Records to use:
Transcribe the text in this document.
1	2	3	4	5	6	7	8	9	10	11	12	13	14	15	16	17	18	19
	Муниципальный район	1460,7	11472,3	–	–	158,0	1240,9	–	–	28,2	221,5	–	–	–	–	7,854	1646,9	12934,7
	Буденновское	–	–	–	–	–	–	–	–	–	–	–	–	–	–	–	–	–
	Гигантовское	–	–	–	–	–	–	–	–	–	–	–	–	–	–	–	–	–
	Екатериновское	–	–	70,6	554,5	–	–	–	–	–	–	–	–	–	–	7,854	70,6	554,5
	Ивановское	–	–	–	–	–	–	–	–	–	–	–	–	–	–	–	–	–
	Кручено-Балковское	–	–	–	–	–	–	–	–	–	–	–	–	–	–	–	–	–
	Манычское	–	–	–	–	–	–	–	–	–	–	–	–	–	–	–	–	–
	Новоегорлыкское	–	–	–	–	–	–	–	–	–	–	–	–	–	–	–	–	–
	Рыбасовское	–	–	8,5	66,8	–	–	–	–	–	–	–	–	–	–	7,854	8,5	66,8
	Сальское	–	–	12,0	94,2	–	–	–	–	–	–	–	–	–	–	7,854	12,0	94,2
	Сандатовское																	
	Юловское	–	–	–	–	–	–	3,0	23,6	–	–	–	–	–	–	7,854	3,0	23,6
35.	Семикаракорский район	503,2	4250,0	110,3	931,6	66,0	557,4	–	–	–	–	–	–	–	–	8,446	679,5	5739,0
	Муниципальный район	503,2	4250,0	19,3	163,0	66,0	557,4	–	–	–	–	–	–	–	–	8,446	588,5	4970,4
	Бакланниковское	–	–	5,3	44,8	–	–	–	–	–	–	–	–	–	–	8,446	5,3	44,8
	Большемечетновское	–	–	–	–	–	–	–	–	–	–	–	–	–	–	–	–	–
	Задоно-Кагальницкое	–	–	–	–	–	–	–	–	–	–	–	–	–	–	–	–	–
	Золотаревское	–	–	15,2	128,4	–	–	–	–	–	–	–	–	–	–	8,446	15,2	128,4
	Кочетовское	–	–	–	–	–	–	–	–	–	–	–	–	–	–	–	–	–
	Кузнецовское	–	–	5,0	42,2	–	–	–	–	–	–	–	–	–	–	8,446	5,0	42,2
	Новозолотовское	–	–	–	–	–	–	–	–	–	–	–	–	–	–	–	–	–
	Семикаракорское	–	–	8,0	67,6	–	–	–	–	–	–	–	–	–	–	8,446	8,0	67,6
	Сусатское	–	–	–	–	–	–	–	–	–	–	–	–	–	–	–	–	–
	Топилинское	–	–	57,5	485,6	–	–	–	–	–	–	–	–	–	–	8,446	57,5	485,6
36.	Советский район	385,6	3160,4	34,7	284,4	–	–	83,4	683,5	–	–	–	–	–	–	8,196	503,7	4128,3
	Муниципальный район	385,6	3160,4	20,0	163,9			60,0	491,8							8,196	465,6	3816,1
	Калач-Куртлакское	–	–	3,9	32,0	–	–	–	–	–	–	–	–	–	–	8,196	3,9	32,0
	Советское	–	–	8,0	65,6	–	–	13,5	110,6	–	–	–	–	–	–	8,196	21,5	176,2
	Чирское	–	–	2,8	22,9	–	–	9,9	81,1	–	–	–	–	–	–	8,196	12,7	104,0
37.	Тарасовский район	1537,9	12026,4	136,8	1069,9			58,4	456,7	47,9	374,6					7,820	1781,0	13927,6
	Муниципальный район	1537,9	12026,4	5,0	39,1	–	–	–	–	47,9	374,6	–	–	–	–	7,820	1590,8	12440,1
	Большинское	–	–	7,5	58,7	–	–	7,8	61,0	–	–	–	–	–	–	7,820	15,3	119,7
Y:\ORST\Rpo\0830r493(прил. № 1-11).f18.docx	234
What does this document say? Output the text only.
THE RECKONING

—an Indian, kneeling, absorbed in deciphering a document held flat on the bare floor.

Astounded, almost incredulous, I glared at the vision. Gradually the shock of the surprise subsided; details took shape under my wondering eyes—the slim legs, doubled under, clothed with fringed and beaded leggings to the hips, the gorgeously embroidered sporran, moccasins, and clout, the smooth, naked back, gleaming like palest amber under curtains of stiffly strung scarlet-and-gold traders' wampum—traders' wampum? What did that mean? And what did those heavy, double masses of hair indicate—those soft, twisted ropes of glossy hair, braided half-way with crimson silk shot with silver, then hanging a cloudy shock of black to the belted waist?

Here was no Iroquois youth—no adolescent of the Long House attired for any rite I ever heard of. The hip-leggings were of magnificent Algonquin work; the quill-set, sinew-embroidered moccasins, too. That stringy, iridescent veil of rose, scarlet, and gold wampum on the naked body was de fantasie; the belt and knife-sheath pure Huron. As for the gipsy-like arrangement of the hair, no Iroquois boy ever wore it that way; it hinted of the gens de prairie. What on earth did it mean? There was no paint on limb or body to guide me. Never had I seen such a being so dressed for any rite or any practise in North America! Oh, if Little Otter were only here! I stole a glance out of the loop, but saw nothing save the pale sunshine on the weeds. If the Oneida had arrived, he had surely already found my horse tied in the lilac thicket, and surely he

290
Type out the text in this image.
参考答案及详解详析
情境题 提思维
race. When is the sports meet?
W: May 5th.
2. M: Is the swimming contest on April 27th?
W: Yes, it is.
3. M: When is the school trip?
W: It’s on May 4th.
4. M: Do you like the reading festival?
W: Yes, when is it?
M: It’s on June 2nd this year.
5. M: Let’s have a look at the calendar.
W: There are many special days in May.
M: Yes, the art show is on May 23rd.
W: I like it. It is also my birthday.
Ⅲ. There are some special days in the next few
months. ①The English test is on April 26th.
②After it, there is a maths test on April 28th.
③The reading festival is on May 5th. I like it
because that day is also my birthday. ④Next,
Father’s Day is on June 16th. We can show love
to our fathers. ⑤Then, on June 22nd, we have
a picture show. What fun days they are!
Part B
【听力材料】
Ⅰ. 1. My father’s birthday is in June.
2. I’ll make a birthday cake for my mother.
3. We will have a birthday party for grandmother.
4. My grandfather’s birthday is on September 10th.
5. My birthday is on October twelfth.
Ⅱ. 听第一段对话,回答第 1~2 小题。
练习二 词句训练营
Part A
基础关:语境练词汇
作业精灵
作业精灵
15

Set problem: What is the number of lines that contain "document"? Reply with that number alone.

Solution to this task: 3